◆ **SEZIONE DEL DOCUMENTO**:
────────────────────────────────────────

La seconda cosa che mi ha commossa è vedere che la ragione per cui ero partita, cioè rivedere i miei amici spagnoli con cui inaspettatamente è nata un amicizia che dura da due anni, si è potuta approfondire una volta arrivata a Madrid. I miei amici più cari li ho visti pochissimo, perché ognuno era chiamato a lavorare e vivere la giornata secondo quello che c’era da fare. Mi sono accorta che io ero partita per me stessa: Come posso non cercare un posto in cui essere protagonista?
Sto cercando ardentemente ciò che mi può fare contenta, il mio posto nel mondo. Sto gridando che Gesù possa essere così familiare da potergli dare la vita. Insomma, io vado ovunque intuisco una possibilità di crescere e di diventare adulta nella fede. Questo prescinde quindi dagli amici, o meglio: passa attraverso il rapporto con loro, ma è un di più, è qualcosa aldilà di loro e questo mi rende libera. Posso anche non stare con loro sempre o essere piena di ricatti e pretese. Ogni volta mi illudo che finalmente mi sarà chiaro il Mistero di quello che loro sono per me e il Mistero del nostro rapporto così anormale. Invece è tutto l’opposto, infatti più li vedo, più vivo questa realtà cristiana così vera, più si spalanca la domanda su come sia possibile, su Chi permetta e generi una cosa così.
Il problema quindi non è più capire, ma vivere; guardare le loro facce, guardare me e noi italiani così cambiati e lasciare quindi che il Mistero compia tutto. Mi colpisce che ogni volta devo riscoprirlo!

La terza cosa che mi ha sorpreso è guardare in azione un popolo. Sentirmi parte di una stessa storia. Io vado da un'altra parte e incontro un popolo in cammino come me: ma che grazia! Spesso non ce ne rendiamo conto. Mi ha dato molta speranza perché significa che dovunque andrò è stata già pensata per me una compagnia con cui vivere, conoscere, imparare, seguire.

────────────────────────────────────────

◆ **COMPITO DA SVOLGERE**:
Rispondi in base al brano:
(a) Qual era la ragione della partenza?
(b) In quale città si è potuta approfondire l'amicizia con gli amici spagnoli?
(c) Qual è la terza cosa che ha sorpreso chi scrive?

────────────────────────────────────────

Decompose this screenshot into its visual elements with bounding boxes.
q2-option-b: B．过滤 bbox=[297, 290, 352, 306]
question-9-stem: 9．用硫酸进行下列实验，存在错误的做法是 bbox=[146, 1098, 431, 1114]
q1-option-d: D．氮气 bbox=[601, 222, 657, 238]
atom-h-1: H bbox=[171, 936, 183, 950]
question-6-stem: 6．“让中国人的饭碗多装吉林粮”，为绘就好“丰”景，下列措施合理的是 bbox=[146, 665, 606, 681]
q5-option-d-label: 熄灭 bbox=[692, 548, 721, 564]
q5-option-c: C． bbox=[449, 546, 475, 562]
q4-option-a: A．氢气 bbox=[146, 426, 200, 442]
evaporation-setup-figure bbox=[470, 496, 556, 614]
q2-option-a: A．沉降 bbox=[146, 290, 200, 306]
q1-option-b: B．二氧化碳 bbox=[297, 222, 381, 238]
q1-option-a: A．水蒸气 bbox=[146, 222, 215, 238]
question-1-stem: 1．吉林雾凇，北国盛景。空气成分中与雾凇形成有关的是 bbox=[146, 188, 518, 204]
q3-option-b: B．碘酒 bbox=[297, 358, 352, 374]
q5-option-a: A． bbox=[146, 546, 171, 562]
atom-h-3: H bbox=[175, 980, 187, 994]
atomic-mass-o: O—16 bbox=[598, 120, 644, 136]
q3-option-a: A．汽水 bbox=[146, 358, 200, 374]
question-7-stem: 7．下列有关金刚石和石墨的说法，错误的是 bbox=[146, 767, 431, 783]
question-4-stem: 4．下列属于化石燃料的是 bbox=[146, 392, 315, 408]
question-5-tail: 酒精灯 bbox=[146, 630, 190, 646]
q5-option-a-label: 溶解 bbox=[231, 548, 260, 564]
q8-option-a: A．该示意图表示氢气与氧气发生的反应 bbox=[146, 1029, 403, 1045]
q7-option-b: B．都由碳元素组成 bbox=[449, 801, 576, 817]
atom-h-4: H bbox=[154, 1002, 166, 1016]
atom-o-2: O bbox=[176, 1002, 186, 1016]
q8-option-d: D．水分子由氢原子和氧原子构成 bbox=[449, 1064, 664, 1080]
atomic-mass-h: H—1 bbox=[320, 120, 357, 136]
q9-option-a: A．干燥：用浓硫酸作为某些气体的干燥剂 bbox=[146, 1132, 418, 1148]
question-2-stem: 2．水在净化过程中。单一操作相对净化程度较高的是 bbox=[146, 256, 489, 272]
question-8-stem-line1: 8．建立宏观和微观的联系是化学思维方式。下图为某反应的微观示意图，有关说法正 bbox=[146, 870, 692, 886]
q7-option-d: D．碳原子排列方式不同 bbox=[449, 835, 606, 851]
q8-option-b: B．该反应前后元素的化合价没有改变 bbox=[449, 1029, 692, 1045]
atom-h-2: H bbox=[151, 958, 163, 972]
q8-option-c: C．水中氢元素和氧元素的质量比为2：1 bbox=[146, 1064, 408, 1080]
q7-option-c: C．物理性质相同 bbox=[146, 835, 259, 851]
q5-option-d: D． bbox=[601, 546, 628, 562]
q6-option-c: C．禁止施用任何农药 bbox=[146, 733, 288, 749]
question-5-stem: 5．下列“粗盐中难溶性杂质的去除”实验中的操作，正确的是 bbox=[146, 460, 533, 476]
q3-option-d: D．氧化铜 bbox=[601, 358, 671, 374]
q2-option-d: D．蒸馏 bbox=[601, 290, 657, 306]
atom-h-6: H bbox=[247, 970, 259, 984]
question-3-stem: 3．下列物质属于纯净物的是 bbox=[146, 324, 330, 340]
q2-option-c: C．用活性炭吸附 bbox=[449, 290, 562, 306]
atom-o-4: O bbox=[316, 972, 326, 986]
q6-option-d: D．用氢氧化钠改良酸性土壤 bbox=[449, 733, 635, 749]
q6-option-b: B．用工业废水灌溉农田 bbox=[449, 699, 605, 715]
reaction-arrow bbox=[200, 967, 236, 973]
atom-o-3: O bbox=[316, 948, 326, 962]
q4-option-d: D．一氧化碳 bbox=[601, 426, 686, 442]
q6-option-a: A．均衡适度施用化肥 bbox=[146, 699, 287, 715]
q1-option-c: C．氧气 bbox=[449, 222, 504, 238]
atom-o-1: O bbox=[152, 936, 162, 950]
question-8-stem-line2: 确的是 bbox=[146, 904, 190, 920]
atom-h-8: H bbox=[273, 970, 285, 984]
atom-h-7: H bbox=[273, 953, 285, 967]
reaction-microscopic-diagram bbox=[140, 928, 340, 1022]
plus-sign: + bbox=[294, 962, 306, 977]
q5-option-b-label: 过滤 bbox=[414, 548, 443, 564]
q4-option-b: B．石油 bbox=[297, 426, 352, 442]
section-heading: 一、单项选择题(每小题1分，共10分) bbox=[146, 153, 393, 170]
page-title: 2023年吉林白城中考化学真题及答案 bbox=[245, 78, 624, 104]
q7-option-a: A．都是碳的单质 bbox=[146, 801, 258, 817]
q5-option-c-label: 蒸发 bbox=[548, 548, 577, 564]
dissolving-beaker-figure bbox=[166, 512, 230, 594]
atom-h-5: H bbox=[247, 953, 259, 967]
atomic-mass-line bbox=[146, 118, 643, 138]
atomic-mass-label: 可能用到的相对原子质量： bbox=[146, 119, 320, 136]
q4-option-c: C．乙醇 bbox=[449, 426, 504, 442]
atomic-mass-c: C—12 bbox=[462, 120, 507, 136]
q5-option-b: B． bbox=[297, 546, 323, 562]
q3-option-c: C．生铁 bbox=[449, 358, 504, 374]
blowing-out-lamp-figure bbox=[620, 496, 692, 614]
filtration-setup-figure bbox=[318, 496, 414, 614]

────────────────────────────────────────

◆ **RISPOSTA ALL'ESERCIZIO**:
(a) Rivedere gli amici spagnoli con cui inaspettatamente è nata un'amicizia che dura da due anni.
(b) A Madrid.
(c) Guardare in azione un popolo.